Keep only the lines of the data below that contain "page", and copy them.
::::::
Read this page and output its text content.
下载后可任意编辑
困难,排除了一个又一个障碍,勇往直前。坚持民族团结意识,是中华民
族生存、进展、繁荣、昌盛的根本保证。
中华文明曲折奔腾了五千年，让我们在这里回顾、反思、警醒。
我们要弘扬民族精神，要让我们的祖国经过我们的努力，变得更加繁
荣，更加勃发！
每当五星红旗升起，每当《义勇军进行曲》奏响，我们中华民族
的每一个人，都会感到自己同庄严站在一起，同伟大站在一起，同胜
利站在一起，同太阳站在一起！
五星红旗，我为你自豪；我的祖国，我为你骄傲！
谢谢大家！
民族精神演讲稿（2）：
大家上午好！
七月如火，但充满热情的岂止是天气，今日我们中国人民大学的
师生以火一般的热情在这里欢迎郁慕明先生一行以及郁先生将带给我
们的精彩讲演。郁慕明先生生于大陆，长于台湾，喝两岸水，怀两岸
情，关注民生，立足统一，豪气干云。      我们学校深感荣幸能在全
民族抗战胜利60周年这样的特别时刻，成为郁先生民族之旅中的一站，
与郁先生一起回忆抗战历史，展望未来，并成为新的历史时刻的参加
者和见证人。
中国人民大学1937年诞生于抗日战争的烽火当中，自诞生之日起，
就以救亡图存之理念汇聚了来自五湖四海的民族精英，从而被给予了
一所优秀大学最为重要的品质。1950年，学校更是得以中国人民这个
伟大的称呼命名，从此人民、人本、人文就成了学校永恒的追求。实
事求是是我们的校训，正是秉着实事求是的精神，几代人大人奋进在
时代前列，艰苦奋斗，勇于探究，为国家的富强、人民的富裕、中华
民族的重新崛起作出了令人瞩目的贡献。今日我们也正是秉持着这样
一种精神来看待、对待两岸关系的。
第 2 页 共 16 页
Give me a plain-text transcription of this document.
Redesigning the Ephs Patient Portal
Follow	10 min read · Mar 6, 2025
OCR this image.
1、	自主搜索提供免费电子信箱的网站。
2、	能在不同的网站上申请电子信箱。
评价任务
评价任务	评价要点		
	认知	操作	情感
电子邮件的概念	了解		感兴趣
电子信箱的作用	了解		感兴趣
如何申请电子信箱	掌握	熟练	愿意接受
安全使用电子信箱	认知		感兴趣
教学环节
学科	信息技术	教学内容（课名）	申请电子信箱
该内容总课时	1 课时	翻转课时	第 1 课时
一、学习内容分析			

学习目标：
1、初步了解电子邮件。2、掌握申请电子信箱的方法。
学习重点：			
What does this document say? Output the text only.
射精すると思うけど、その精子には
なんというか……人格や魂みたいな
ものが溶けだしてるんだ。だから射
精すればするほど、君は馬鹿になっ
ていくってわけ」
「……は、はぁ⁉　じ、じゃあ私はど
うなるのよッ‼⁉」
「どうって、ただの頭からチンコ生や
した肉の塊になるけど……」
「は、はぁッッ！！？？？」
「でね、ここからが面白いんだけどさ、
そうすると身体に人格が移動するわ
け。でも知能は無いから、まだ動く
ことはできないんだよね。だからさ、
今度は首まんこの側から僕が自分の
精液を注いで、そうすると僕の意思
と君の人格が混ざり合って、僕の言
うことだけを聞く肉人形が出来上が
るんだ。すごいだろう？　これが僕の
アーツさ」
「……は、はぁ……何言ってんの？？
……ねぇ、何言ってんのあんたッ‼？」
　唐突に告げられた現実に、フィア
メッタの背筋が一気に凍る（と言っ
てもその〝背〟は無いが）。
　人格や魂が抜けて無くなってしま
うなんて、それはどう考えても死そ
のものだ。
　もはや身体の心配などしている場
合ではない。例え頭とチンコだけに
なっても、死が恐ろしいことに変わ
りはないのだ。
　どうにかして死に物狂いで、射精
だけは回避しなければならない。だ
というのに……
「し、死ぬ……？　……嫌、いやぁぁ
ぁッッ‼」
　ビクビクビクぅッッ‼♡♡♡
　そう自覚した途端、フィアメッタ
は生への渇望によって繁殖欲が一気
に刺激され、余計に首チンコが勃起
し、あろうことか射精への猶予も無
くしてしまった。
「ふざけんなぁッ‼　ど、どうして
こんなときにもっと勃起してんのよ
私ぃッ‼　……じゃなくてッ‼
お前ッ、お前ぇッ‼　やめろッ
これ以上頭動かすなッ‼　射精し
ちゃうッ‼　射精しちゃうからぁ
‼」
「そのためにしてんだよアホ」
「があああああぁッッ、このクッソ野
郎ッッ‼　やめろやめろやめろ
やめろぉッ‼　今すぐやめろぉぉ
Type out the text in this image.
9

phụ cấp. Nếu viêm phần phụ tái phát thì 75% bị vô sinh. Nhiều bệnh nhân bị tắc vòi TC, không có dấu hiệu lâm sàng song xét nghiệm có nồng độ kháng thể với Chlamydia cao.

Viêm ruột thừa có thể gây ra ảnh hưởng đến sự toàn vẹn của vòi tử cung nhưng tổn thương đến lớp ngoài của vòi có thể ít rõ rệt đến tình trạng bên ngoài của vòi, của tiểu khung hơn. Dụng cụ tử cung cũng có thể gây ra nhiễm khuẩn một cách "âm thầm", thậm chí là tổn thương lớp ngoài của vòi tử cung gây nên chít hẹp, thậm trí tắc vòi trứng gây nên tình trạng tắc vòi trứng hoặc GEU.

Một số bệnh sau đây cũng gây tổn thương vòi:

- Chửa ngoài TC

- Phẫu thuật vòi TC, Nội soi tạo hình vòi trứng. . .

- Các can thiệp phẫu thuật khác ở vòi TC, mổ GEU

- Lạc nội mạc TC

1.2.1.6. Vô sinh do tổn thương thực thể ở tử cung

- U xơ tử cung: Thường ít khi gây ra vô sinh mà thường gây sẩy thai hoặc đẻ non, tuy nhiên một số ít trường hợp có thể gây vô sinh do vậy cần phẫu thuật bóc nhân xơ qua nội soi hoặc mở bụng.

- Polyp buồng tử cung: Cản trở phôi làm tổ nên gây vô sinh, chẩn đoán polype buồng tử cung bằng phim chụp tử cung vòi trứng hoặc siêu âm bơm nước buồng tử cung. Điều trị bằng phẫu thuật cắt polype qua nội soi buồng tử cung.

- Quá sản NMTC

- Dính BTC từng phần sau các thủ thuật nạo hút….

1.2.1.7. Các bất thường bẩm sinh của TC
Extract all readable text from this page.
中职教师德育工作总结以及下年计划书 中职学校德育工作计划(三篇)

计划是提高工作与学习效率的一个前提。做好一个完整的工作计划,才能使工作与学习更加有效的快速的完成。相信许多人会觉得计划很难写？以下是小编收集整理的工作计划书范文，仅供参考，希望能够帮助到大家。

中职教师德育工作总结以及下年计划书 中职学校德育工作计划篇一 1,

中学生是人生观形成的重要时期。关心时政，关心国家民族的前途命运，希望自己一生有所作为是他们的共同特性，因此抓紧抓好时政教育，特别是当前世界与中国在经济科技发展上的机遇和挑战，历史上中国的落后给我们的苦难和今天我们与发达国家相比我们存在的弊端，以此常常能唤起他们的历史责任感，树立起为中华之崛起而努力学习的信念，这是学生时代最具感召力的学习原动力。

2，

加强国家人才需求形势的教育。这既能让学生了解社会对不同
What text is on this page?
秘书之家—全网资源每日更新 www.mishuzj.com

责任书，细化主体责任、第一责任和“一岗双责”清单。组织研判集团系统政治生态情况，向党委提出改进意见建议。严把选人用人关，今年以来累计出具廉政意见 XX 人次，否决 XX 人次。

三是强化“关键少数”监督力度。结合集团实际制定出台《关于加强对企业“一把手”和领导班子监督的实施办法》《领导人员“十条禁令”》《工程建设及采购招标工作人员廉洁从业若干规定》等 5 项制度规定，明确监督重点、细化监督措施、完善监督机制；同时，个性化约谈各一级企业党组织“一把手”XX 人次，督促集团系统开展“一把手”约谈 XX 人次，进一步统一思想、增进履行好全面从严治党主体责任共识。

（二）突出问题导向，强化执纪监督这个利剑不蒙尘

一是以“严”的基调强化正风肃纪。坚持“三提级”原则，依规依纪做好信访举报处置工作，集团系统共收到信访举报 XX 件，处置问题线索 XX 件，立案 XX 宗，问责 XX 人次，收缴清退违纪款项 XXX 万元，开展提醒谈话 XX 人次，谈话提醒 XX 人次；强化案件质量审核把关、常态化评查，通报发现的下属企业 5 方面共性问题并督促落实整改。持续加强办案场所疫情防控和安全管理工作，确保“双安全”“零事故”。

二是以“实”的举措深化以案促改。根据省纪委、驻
::::::
### FINAL ANSWER
Read this page and output its text content.
Extract all readable text from this page.
What text is on this page?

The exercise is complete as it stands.